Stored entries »
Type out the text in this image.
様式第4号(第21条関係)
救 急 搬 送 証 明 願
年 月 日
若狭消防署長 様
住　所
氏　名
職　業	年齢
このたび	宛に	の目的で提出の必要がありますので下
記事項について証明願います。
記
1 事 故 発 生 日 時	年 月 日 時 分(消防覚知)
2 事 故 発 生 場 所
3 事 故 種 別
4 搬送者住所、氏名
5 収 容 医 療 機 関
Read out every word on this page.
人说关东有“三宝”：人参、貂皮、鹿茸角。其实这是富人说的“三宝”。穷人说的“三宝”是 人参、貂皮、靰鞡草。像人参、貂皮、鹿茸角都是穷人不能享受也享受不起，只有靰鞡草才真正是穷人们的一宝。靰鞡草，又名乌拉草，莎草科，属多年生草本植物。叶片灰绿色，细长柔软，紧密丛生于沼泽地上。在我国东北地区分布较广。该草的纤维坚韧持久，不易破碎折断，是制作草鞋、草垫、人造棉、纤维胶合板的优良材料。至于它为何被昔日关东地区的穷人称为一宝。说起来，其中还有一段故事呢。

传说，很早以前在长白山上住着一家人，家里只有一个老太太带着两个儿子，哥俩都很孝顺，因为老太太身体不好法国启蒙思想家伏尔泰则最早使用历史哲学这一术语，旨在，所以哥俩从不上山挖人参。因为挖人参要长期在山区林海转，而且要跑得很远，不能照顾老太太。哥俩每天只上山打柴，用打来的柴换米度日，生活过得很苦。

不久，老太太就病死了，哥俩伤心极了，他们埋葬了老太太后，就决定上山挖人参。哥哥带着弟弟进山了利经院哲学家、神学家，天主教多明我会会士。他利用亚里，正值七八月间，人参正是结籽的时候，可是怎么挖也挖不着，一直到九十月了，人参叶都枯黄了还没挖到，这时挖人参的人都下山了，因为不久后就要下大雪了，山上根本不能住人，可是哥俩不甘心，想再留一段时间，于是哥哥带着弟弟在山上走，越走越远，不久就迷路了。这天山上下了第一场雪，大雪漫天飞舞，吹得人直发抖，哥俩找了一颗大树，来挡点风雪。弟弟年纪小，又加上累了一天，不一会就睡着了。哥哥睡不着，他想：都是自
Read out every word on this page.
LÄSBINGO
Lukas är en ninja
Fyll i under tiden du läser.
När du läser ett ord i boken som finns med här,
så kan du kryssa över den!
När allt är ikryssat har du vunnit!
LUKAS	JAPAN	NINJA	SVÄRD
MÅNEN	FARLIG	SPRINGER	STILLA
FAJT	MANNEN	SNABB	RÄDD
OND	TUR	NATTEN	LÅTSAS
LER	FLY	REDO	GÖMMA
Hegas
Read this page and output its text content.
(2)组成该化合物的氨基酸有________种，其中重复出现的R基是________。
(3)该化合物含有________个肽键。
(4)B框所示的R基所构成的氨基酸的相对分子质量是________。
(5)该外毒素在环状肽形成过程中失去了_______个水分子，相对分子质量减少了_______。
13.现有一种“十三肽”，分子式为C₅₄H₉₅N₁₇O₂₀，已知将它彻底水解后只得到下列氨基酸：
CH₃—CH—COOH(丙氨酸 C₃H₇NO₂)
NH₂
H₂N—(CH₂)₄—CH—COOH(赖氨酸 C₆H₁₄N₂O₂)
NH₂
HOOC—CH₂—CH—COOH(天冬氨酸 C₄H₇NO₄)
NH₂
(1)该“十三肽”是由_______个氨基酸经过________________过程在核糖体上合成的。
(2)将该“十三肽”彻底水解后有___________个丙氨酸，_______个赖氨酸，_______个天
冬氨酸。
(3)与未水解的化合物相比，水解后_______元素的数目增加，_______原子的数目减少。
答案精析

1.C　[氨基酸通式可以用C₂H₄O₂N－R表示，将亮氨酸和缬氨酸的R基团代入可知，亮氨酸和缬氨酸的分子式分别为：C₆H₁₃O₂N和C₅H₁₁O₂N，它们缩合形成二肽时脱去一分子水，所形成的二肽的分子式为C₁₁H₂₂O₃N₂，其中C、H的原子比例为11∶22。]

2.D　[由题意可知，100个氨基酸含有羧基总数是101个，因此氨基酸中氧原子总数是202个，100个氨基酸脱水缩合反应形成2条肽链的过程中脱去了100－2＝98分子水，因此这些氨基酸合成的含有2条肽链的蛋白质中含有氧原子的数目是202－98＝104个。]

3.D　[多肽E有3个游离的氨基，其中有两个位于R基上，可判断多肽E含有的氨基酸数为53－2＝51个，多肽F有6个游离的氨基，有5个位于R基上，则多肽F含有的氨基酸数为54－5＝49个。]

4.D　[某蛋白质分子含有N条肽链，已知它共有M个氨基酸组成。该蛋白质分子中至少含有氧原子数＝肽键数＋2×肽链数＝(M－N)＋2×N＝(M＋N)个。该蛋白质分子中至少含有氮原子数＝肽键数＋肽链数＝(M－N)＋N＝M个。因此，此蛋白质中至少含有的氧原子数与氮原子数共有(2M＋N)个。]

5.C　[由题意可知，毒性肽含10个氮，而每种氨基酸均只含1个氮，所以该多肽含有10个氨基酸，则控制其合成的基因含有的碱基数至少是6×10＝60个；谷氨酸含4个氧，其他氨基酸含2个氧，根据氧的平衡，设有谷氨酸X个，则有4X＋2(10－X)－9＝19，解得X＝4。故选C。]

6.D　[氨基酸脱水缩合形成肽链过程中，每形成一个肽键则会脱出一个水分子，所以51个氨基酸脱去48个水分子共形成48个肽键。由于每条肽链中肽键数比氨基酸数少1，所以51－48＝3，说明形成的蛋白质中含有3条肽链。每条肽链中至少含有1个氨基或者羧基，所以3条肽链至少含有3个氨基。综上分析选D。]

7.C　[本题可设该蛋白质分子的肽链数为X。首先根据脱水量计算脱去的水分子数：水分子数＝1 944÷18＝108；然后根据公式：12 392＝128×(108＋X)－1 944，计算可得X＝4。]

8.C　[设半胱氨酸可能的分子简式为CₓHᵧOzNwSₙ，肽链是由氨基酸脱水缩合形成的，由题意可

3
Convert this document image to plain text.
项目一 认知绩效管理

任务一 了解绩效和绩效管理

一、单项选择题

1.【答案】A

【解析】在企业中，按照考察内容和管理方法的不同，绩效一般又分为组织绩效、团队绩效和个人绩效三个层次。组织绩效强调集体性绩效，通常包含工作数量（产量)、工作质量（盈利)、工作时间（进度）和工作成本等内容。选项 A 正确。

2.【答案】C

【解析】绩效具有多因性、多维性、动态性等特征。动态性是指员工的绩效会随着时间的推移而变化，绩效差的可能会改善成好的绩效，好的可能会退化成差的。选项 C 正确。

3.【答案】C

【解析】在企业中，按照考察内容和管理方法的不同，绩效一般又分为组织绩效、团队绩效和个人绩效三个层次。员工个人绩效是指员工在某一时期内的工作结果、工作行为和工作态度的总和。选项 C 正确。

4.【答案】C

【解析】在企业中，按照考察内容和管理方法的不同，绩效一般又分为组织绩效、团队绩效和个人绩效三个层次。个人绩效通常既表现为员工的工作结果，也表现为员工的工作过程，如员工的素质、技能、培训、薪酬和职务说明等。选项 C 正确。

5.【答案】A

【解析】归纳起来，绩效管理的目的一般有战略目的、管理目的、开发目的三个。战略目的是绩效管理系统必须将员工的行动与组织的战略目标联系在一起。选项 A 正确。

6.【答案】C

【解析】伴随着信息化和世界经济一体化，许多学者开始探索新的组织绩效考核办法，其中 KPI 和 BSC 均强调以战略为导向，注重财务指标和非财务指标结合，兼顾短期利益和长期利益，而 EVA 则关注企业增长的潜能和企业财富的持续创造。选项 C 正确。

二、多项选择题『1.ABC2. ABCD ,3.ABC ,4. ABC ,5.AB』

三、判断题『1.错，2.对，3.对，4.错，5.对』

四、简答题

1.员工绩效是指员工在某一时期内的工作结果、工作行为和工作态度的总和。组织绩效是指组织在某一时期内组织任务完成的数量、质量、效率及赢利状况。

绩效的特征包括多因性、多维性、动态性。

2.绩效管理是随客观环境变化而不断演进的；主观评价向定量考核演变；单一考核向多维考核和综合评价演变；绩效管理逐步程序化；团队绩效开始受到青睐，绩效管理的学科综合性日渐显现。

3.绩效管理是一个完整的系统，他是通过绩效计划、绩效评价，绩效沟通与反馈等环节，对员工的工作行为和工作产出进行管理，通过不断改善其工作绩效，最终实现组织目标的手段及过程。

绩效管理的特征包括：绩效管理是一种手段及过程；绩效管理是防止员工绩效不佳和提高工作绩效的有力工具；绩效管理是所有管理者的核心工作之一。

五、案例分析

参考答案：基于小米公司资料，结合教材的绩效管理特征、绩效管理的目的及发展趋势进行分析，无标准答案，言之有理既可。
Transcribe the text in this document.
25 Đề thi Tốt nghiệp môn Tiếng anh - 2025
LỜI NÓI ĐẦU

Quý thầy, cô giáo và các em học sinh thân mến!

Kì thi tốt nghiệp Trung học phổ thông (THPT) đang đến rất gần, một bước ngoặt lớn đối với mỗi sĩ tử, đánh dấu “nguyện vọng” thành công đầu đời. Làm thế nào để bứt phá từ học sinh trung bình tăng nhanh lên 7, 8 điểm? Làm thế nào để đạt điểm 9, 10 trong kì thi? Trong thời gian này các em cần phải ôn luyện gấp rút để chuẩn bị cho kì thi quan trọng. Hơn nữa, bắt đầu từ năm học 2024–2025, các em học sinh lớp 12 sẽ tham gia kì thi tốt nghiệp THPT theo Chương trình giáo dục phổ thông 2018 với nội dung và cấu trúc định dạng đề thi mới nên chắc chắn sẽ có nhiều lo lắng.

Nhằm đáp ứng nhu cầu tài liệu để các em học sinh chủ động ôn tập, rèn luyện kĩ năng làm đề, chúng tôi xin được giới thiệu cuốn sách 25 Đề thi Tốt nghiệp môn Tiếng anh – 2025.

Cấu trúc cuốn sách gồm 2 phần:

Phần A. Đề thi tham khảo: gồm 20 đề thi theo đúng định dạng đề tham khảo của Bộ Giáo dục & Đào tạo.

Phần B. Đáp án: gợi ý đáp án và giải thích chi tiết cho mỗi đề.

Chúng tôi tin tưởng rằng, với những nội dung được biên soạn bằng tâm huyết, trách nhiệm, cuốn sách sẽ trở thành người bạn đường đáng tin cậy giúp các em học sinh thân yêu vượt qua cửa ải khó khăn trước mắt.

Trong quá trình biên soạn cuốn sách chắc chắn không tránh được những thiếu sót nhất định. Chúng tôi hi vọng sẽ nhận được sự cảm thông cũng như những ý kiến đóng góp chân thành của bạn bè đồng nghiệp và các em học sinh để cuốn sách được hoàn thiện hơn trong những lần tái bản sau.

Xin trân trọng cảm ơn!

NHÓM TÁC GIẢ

Work to complete » Pull every line containing "sách" from the material above.

Response to this exercise »
Nhằm đáp ứng nhu cầu tài liệu để các em học sinh chủ động ôn tập, rèn luyện kĩ năng làm đề, chúng tôi xin được giới thiệu cuốn sách 25 Đề thi Tốt nghiệp môn Tiếng anh – 2025.
Cấu trúc cuốn sách gồm 2 phần:
Chúng tôi tin tưởng rằng, với những nội dung được biên soạn bằng tâm huyết, trách nhiệm, cuốn sách sẽ trở thành người bạn đường đáng tin cậy giúp các em học sinh thân yêu vượt qua cửa ải khó khăn trước mắt.
Trong quá trình biên soạn cuốn sách chắc chắn không tránh được những thiếu sót nhất định. Chúng tôi hi vọng sẽ nhận được sự cảm thông cũng như những ý kiến đóng góp chân thành của bạn bè đồng nghiệp và các em học sinh để cuốn sách được hoàn thiện hơn trong những lần tái bản sau.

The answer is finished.